▶ **Exercise objective**
Repeat each record exactly. Any picture gets left out.

(Rows from a figure dataset)

= = =

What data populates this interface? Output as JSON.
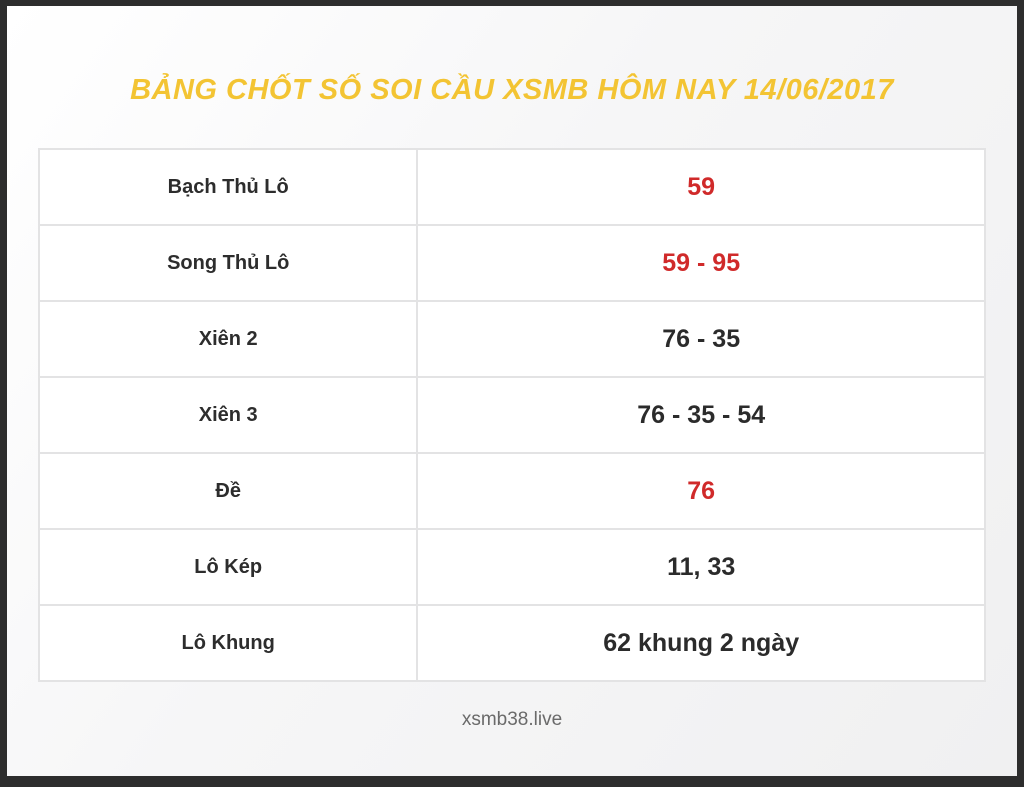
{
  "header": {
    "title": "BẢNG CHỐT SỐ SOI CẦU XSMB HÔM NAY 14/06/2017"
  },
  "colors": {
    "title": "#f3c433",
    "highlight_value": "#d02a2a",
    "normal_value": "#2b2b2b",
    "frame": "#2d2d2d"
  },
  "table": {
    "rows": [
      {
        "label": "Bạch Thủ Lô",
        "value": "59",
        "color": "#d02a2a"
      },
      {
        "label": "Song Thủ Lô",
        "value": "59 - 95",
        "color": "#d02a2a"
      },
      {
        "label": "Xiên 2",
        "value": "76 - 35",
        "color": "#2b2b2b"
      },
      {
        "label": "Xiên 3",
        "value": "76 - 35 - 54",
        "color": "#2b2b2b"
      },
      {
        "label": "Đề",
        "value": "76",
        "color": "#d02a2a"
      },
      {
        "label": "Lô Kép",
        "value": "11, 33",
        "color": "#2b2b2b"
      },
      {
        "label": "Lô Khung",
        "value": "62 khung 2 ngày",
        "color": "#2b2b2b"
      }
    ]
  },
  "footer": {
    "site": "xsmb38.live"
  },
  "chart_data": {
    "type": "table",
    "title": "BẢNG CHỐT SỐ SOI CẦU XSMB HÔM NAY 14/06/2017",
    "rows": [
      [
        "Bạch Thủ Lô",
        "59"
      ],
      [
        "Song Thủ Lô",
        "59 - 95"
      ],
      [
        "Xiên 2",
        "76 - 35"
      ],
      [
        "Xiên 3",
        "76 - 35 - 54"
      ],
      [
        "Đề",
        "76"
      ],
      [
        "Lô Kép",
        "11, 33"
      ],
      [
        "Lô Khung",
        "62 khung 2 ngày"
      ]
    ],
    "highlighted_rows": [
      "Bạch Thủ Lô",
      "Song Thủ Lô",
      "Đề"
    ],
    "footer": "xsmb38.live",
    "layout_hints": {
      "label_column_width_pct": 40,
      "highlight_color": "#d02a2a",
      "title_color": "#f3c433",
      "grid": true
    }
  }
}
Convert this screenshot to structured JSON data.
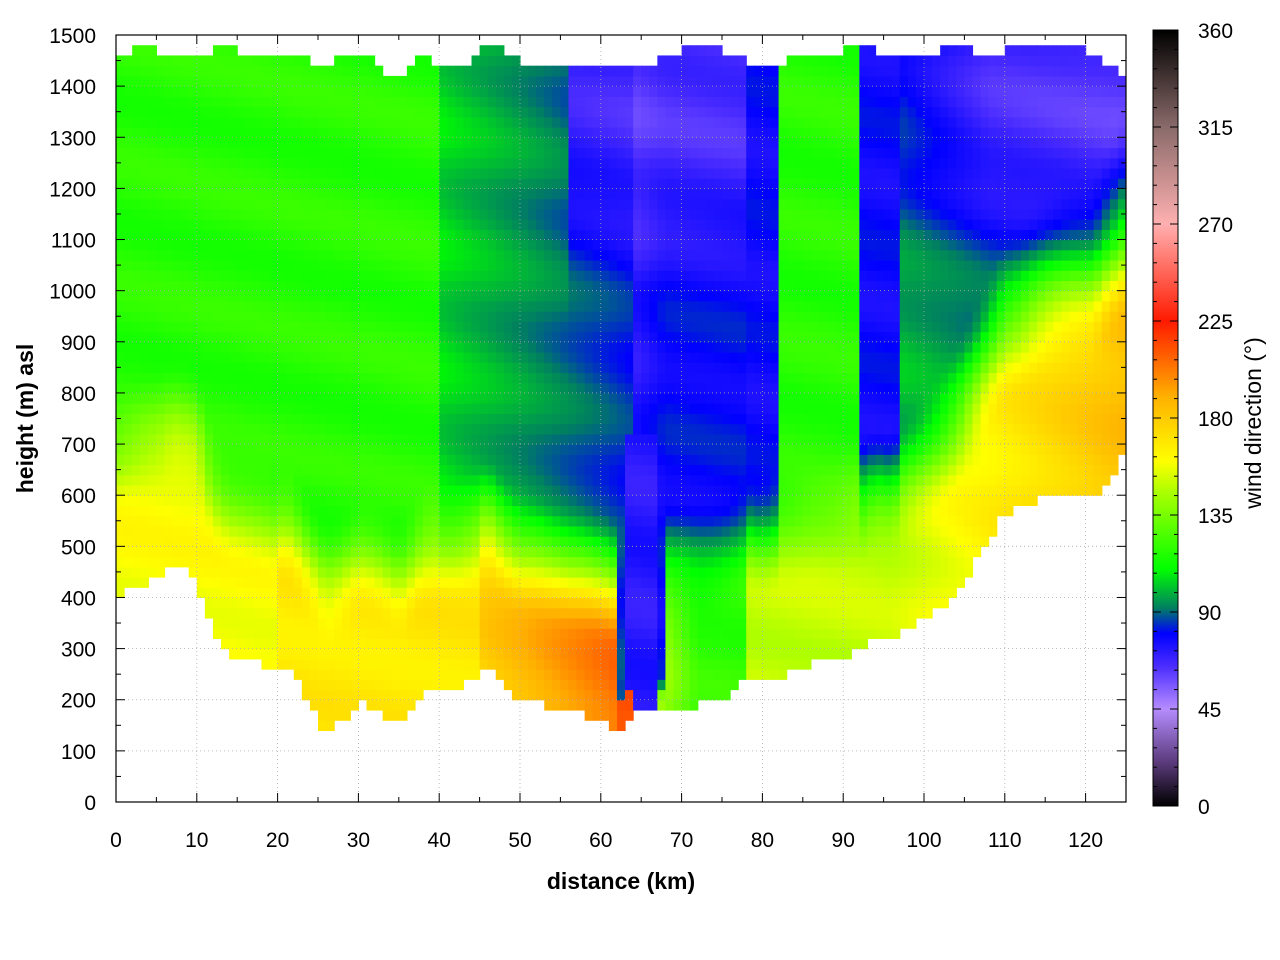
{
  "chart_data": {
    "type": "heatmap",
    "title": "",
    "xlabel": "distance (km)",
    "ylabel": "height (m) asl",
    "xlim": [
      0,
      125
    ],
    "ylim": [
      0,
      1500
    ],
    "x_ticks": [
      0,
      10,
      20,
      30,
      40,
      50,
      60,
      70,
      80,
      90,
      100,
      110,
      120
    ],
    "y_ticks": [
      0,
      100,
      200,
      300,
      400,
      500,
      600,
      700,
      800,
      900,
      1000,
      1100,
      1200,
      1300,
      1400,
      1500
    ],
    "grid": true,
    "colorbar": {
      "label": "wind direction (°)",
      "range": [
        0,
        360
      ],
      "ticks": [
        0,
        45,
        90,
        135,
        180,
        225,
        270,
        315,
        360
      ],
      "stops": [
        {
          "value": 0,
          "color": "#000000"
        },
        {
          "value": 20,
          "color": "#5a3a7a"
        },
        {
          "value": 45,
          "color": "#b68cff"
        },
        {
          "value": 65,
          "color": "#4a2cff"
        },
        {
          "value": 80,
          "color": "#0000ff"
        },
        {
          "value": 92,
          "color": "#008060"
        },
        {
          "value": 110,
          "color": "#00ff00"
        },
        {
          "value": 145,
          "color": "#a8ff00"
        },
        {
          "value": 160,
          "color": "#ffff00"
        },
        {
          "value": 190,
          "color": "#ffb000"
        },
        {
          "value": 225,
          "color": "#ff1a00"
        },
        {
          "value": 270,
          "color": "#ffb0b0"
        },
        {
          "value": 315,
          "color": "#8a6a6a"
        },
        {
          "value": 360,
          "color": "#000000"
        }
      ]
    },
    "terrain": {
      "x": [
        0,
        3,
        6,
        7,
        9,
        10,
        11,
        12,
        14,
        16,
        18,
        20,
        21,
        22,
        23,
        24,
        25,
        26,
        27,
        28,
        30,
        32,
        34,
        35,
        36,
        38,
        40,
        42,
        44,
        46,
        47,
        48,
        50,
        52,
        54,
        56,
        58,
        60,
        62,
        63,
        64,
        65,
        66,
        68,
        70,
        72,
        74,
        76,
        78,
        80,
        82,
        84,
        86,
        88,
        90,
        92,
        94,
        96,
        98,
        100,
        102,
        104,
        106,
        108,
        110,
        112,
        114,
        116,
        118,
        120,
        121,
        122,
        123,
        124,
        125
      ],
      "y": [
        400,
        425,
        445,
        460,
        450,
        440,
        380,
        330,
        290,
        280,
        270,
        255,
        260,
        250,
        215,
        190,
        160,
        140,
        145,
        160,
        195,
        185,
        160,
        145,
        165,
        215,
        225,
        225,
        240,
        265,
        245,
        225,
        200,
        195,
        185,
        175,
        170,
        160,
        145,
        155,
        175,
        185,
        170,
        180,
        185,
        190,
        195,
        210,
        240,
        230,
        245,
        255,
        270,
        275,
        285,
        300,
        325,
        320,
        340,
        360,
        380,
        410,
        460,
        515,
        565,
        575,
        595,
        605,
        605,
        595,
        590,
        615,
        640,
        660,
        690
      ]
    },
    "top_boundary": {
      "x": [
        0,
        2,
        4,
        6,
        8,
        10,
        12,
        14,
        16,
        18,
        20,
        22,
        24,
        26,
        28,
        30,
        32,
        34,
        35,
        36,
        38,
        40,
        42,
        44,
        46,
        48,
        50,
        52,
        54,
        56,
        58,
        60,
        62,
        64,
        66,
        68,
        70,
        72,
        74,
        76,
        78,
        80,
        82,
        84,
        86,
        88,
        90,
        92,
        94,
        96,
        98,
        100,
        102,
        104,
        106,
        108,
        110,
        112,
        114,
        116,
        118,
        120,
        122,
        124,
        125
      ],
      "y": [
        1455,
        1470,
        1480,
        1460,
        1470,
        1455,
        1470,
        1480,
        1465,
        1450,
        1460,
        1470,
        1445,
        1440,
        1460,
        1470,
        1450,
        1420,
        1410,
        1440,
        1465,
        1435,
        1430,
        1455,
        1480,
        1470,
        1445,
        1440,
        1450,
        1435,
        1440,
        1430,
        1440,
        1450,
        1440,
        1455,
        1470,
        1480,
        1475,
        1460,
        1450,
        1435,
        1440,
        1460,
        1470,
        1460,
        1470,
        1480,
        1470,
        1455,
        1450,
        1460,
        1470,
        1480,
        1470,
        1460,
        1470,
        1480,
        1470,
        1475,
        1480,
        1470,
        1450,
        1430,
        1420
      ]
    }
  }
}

= = =

▶ **Correct output**
What data populates this interface? Output as JSON.
{
  "header": {
    "title": "BẢNG CHỐT SỐ SOI CẦU XSMB HÔM NAY 14/06/2017"
  },
  "colors": {
    "title": "#f3c433",
    "highlight_value": "#d02a2a",
    "normal_value": "#2b2b2b",
    "frame": "#2d2d2d"
  },
  "table": {
    "rows": [
      {
        "label": "Bạch Thủ Lô",
        "value": "59",
        "color": "#d02a2a"
      },
      {
        "label": "Song Thủ Lô",
        "value": "59 - 95",
        "color": "#d02a2a"
      },
      {
        "label": "Xiên 2",
        "value": "76 - 35",
        "color": "#2b2b2b"
      },
      {
        "label": "Xiên 3",
        "value": "76 - 35 - 54",
        "color": "#2b2b2b"
      },
      {
        "label": "Đề",
        "value": "76",
        "color": "#d02a2a"
      },
      {
        "label": "Lô Kép",
        "value": "11, 33",
        "color": "#2b2b2b"
      },
      {
        "label": "Lô Khung",
        "value": "62 khung 2 ngày",
        "color": "#2b2b2b"
      }
    ]
  },
  "footer": {
    "site": "xsmb38.live"
  },
  "chart_data": {
    "type": "table",
    "title": "BẢNG CHỐT SỐ SOI CẦU XSMB HÔM NAY 14/06/2017",
    "rows": [
      [
        "Bạch Thủ Lô",
        "59"
      ],
      [
        "Song Thủ Lô",
        "59 - 95"
      ],
      [
        "Xiên 2",
        "76 - 35"
      ],
      [
        "Xiên 3",
        "76 - 35 - 54"
      ],
      [
        "Đề",
        "76"
      ],
      [
        "Lô Kép",
        "11, 33"
      ],
      [
        "Lô Khung",
        "62 khung 2 ngày"
      ]
    ],
    "highlighted_rows": [
      "Bạch Thủ Lô",
      "Song Thủ Lô",
      "Đề"
    ],
    "footer": "xsmb38.live",
    "layout_hints": {
      "label_column_width_pct": 40,
      "highlight_color": "#d02a2a",
      "title_color": "#f3c433",
      "grid": true
    }
  }
}
Convert this screenshot to structured JSON data.
{
  "chart_data": {
    "type": "heatmap",
    "title": "",
    "xlabel": "distance (km)",
    "ylabel": "height (m) asl",
    "xlim": [
      0,
      125
    ],
    "ylim": [
      0,
      1500
    ],
    "x_ticks": [
      0,
      10,
      20,
      30,
      40,
      50,
      60,
      70,
      80,
      90,
      100,
      110,
      120
    ],
    "y_ticks": [
      0,
      100,
      200,
      300,
      400,
      500,
      600,
      700,
      800,
      900,
      1000,
      1100,
      1200,
      1300,
      1400,
      1500
    ],
    "grid": true,
    "colorbar": {
      "label": "wind direction (°)",
      "range": [
        0,
        360
      ],
      "ticks": [
        0,
        45,
        90,
        135,
        180,
        225,
        270,
        315,
        360
      ],
      "stops": [
        {
          "value": 0,
          "color": "#000000"
        },
        {
          "value": 20,
          "color": "#5a3a7a"
        },
        {
          "value": 45,
          "color": "#b68cff"
        },
        {
          "value": 65,
          "color": "#4a2cff"
        },
        {
          "value": 80,
          "color": "#0000ff"
        },
        {
          "value": 92,
          "color": "#008060"
        },
        {
          "value": 110,
          "color": "#00ff00"
        },
        {
          "value": 145,
          "color": "#a8ff00"
        },
        {
          "value": 160,
          "color": "#ffff00"
        },
        {
          "value": 190,
          "color": "#ffb000"
        },
        {
          "value": 225,
          "color": "#ff1a00"
        },
        {
          "value": 270,
          "color": "#ffb0b0"
        },
        {
          "value": 315,
          "color": "#8a6a6a"
        },
        {
          "value": 360,
          "color": "#000000"
        }
      ]
    },
    "terrain": {
      "x": [
        0,
        3,
        6,
        7,
        9,
        10,
        11,
        12,
        14,
        16,
        18,
        20,
        21,
        22,
        23,
        24,
        25,
        26,
        27,
        28,
        30,
        32,
        34,
        35,
        36,
        38,
        40,
        42,
        44,
        46,
        47,
        48,
        50,
        52,
        54,
        56,
        58,
        60,
        62,
        63,
        64,
        65,
        66,
        68,
        70,
        72,
        74,
        76,
        78,
        80,
        82,
        84,
        86,
        88,
        90,
        92,
        94,
        96,
        98,
        100,
        102,
        104,
        106,
        108,
        110,
        112,
        114,
        116,
        118,
        120,
        121,
        122,
        123,
        124,
        125
      ],
      "y": [
        400,
        425,
        445,
        460,
        450,
        440,
        380,
        330,
        290,
        280,
        270,
        255,
        260,
        250,
        215,
        190,
        160,
        140,
        145,
        160,
        195,
        185,
        160,
        145,
        165,
        215,
        225,
        225,
        240,
        265,
        245,
        225,
        200,
        195,
        185,
        175,
        170,
        160,
        145,
        155,
        175,
        185,
        170,
        180,
        185,
        190,
        195,
        210,
        240,
        230,
        245,
        255,
        270,
        275,
        285,
        300,
        325,
        320,
        340,
        360,
        380,
        410,
        460,
        515,
        565,
        575,
        595,
        605,
        605,
        595,
        590,
        615,
        640,
        660,
        690
      ]
    },
    "top_boundary": {
      "x": [
        0,
        2,
        4,
        6,
        8,
        10,
        12,
        14,
        16,
        18,
        20,
        22,
        24,
        26,
        28,
        30,
        32,
        34,
        35,
        36,
        38,
        40,
        42,
        44,
        46,
        48,
        50,
        52,
        54,
        56,
        58,
        60,
        62,
        64,
        66,
        68,
        70,
        72,
        74,
        76,
        78,
        80,
        82,
        84,
        86,
        88,
        90,
        92,
        94,
        96,
        98,
        100,
        102,
        104,
        106,
        108,
        110,
        112,
        114,
        116,
        118,
        120,
        122,
        124,
        125
      ],
      "y": [
        1455,
        1470,
        1480,
        1460,
        1470,
        1455,
        1470,
        1480,
        1465,
        1450,
        1460,
        1470,
        1445,
        1440,
        1460,
        1470,
        1450,
        1420,
        1410,
        1440,
        1465,
        1435,
        1430,
        1455,
        1480,
        1470,
        1445,
        1440,
        1450,
        1435,
        1440,
        1430,
        1440,
        1450,
        1440,
        1455,
        1470,
        1480,
        1475,
        1460,
        1450,
        1435,
        1440,
        1460,
        1470,
        1460,
        1470,
        1480,
        1470,
        1455,
        1450,
        1460,
        1470,
        1480,
        1470,
        1460,
        1470,
        1480,
        1470,
        1475,
        1480,
        1470,
        1450,
        1430,
        1420
      ]
    }
  }
}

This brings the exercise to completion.